Set task: Below are records; count the lines that contain "scale" and give only the total.

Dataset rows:
════════════════════

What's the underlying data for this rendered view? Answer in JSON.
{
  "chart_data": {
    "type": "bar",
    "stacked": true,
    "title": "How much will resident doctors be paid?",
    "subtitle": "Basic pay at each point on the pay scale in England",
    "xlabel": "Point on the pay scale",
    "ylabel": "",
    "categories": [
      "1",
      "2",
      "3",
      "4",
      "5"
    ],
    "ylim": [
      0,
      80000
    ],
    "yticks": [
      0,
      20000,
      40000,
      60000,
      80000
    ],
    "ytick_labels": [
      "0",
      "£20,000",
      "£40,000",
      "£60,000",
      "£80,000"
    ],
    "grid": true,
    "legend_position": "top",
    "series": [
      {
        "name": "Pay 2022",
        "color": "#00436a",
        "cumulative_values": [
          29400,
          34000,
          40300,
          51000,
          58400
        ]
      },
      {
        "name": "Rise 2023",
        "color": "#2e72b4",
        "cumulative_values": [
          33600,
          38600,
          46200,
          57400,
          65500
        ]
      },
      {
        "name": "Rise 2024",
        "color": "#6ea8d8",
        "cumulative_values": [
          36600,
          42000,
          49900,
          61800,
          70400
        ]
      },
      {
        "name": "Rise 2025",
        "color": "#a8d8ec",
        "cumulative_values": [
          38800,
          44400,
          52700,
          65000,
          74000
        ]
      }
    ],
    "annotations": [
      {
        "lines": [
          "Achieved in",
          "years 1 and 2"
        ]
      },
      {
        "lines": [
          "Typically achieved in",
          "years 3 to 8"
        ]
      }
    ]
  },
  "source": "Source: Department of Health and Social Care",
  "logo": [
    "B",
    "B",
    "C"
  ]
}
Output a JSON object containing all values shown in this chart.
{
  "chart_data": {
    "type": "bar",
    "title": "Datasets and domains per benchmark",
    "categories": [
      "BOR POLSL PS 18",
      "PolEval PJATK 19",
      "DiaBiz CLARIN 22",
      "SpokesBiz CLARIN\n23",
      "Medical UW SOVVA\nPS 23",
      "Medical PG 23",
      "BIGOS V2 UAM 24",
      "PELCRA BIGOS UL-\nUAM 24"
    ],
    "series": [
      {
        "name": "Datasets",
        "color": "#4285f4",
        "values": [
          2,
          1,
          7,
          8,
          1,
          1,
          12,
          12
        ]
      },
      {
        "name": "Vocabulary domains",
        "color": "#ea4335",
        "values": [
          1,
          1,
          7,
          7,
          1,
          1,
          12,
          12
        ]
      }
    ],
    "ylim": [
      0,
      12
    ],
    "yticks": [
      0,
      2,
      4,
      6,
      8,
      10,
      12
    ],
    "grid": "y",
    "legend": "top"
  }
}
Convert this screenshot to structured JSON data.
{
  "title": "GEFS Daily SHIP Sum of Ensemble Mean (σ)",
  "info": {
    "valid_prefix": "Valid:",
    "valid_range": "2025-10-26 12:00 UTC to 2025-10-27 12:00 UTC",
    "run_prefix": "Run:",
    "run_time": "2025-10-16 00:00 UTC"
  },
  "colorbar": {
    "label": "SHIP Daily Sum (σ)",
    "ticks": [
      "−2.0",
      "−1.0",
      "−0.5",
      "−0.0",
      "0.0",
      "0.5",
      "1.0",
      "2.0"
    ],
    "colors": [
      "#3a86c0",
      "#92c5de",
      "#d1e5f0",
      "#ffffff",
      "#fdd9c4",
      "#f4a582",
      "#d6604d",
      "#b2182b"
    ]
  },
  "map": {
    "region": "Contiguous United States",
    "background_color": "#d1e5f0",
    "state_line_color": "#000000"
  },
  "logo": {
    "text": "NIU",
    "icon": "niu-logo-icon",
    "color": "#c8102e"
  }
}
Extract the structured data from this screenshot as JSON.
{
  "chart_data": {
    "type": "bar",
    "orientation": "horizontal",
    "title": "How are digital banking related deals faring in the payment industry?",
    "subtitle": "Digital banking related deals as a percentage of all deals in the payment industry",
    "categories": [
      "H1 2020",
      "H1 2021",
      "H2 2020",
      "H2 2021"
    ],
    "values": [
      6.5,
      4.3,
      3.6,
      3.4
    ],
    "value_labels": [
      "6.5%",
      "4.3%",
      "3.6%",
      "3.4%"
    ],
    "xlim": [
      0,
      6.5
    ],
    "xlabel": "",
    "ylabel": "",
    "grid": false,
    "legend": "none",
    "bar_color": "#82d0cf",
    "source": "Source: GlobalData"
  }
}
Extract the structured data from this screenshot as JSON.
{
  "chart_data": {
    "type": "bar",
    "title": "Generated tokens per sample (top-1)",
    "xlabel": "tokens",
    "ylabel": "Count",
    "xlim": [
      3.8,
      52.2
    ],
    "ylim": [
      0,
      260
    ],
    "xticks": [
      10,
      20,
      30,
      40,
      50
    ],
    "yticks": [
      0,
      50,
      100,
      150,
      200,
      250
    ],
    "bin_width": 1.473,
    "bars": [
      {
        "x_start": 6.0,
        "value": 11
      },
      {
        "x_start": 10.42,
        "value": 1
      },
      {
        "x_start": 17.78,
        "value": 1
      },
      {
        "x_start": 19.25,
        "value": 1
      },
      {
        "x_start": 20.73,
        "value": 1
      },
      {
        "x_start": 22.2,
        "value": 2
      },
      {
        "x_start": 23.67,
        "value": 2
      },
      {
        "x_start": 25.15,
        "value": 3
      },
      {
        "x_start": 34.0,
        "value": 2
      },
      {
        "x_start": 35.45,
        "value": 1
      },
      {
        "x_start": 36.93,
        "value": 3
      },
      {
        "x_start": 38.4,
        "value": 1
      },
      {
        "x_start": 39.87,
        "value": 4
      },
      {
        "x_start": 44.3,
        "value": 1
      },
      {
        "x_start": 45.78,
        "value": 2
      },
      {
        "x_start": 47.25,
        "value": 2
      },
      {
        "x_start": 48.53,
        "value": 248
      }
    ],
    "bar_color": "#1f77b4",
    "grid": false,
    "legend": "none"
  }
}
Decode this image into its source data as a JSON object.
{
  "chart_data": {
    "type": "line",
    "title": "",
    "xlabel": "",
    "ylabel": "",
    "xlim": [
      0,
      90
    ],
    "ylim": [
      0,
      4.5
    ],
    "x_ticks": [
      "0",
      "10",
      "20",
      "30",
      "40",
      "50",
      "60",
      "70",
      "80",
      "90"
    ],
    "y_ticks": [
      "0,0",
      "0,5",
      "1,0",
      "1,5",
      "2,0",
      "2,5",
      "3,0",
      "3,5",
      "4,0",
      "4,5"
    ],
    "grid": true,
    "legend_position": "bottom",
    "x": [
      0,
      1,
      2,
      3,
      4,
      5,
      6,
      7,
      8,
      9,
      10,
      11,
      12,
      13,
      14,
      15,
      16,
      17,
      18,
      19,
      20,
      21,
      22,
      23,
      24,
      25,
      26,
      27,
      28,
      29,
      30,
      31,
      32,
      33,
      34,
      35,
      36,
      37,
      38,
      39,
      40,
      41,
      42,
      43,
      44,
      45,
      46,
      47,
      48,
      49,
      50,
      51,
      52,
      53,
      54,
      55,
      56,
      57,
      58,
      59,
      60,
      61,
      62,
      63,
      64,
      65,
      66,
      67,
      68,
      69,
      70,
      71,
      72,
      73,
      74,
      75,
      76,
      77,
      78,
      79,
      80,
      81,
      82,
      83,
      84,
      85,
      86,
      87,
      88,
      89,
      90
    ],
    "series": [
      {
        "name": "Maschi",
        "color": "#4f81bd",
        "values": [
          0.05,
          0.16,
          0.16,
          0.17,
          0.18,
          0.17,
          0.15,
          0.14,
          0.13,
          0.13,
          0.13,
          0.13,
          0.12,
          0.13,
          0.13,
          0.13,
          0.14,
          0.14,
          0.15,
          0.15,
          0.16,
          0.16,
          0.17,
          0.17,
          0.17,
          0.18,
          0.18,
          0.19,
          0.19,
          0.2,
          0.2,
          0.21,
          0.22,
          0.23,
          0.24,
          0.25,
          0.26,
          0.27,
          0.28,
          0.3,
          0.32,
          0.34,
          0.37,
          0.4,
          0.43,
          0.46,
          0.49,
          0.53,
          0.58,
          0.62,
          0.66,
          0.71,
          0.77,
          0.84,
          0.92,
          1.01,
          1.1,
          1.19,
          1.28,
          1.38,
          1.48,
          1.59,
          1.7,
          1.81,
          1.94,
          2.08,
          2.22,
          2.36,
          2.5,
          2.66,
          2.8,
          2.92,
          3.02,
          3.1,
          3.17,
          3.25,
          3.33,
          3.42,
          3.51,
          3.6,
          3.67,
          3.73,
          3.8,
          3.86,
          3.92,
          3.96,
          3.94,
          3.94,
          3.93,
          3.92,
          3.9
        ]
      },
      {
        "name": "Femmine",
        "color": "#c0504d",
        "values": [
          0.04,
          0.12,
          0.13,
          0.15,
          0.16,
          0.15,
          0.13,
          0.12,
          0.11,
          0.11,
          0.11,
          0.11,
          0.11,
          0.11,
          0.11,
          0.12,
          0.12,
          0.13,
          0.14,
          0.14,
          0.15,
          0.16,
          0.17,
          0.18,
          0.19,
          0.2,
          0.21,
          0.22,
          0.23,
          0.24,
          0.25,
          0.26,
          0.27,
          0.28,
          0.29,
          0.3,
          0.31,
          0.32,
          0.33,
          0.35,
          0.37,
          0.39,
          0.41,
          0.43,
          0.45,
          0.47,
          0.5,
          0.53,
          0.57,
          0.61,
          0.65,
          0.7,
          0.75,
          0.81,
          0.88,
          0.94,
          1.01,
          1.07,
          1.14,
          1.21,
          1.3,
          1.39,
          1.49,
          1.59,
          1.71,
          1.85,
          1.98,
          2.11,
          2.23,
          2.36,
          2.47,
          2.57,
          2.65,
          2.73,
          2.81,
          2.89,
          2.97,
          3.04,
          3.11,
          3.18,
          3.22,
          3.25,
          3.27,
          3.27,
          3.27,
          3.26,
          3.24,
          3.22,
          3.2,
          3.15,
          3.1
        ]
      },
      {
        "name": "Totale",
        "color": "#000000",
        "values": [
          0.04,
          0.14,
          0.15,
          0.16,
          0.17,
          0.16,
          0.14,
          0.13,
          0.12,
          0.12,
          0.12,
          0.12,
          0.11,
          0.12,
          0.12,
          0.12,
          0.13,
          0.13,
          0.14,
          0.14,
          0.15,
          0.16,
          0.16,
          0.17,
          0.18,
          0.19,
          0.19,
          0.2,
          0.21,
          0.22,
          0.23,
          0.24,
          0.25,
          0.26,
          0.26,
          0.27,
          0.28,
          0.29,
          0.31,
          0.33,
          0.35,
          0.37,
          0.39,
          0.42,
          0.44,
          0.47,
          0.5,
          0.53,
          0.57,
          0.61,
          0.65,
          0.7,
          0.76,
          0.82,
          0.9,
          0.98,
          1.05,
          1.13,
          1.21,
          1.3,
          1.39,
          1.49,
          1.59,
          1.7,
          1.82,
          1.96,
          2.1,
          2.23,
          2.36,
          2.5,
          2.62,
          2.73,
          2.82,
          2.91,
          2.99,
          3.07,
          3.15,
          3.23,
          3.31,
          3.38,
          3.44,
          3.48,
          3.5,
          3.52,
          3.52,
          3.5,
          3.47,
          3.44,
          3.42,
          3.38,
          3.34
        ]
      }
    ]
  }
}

════════════════════

Full answer: 2